### BRIEF
Select every line containing the word "screenshot" from the material, and copy those lines.
%%
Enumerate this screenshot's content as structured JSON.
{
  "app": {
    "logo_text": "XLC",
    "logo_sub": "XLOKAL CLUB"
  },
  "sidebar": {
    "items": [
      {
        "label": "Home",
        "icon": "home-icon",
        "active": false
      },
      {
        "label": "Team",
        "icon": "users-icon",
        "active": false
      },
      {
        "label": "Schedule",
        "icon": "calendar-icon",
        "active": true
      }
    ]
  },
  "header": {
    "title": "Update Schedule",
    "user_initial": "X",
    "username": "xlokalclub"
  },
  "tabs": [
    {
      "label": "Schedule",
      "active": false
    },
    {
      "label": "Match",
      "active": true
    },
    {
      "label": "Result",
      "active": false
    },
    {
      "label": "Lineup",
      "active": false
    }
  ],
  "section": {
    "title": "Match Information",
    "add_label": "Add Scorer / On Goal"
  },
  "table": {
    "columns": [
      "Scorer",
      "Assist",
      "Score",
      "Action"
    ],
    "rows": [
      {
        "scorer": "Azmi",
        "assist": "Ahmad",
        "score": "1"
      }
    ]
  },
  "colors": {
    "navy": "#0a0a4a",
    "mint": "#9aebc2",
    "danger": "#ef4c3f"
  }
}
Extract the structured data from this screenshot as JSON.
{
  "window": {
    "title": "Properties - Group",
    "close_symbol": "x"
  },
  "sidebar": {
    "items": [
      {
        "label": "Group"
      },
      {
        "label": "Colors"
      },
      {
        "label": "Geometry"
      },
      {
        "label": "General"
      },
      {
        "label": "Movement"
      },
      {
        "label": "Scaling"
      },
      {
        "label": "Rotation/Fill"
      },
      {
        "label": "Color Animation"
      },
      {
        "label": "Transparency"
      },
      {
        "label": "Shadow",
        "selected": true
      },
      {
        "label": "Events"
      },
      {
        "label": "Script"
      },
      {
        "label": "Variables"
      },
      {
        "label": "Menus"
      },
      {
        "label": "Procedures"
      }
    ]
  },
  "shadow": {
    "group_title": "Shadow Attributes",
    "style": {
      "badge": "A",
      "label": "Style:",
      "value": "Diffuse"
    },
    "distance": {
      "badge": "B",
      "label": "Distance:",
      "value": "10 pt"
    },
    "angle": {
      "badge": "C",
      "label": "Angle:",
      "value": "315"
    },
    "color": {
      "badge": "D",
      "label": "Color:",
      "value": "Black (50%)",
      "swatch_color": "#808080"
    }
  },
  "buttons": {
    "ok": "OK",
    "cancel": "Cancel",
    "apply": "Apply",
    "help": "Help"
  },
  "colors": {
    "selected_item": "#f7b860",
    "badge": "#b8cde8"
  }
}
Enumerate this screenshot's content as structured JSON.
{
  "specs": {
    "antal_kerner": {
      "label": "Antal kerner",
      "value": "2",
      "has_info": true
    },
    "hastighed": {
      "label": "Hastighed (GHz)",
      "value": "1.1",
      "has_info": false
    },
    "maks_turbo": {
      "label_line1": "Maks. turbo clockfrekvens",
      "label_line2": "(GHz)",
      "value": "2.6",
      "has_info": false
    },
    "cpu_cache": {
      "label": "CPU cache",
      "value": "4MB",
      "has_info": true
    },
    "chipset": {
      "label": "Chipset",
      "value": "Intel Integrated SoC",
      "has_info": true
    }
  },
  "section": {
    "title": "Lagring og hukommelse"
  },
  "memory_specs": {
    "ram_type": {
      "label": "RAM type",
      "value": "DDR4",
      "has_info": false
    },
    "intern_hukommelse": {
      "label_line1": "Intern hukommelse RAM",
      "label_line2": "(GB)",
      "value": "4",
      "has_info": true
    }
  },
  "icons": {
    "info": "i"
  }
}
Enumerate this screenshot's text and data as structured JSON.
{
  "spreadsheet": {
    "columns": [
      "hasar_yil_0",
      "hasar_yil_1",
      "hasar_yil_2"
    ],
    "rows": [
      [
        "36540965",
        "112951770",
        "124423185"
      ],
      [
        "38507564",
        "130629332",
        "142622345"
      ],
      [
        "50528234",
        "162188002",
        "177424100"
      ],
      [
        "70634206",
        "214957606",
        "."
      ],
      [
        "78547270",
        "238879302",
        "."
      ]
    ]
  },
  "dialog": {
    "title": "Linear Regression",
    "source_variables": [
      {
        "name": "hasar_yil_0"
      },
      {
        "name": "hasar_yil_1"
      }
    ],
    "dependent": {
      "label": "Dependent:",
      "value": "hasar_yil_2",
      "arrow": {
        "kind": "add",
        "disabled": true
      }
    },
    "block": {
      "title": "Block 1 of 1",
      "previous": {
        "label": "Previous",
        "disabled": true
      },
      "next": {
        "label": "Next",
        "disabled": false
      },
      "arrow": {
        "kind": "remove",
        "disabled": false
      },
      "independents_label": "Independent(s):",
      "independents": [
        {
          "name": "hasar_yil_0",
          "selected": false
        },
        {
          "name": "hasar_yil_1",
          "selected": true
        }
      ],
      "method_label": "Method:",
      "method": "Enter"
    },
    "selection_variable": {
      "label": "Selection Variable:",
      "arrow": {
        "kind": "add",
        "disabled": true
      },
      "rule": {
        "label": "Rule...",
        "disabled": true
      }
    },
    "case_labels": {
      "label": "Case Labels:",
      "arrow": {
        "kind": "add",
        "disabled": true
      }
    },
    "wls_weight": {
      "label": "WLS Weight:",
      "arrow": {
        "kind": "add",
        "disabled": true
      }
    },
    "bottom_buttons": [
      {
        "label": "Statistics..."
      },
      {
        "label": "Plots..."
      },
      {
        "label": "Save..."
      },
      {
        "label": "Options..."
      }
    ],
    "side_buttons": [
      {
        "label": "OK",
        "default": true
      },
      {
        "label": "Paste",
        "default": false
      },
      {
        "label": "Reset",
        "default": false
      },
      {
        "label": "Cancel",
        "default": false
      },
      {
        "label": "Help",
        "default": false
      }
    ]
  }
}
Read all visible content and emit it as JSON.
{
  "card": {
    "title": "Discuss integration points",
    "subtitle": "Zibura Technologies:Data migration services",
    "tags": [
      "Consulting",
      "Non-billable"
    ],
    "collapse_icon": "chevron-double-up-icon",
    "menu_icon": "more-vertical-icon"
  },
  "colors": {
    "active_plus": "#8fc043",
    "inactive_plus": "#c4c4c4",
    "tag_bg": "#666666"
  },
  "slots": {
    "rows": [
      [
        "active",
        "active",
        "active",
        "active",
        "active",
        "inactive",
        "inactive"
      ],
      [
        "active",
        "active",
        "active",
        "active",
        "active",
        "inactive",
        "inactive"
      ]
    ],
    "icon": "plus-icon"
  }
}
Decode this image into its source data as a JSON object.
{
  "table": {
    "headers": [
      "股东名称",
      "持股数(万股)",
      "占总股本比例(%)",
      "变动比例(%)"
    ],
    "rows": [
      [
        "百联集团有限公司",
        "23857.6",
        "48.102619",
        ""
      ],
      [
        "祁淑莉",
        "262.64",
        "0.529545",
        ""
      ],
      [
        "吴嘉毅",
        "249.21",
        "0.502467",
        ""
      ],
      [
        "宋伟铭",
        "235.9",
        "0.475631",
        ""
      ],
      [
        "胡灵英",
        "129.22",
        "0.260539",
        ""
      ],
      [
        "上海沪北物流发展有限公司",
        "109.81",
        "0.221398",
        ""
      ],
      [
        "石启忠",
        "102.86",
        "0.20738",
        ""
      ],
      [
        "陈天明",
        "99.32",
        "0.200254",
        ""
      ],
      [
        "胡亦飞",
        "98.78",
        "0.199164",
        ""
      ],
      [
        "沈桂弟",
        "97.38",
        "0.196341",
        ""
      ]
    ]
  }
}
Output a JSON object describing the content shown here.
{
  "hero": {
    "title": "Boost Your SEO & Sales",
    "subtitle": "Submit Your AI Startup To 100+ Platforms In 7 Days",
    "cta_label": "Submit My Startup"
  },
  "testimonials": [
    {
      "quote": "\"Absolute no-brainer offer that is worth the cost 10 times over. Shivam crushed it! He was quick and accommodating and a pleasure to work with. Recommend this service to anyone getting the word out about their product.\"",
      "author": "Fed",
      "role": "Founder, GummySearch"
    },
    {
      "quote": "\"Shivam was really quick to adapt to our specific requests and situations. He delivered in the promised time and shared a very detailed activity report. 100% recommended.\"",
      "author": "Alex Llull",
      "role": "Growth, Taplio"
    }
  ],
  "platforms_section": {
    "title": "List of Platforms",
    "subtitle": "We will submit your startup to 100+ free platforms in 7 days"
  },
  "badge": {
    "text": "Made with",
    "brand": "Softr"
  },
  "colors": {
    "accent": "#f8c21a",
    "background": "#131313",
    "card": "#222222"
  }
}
%%
### OUTPUT OF THE EXERCISE
Enumerate this screenshot's content as structured JSON.
Extract the structured data from this screenshot as JSON.
Enumerate this screenshot's content as structured JSON.
Enumerate this screenshot's text and data as structured JSON.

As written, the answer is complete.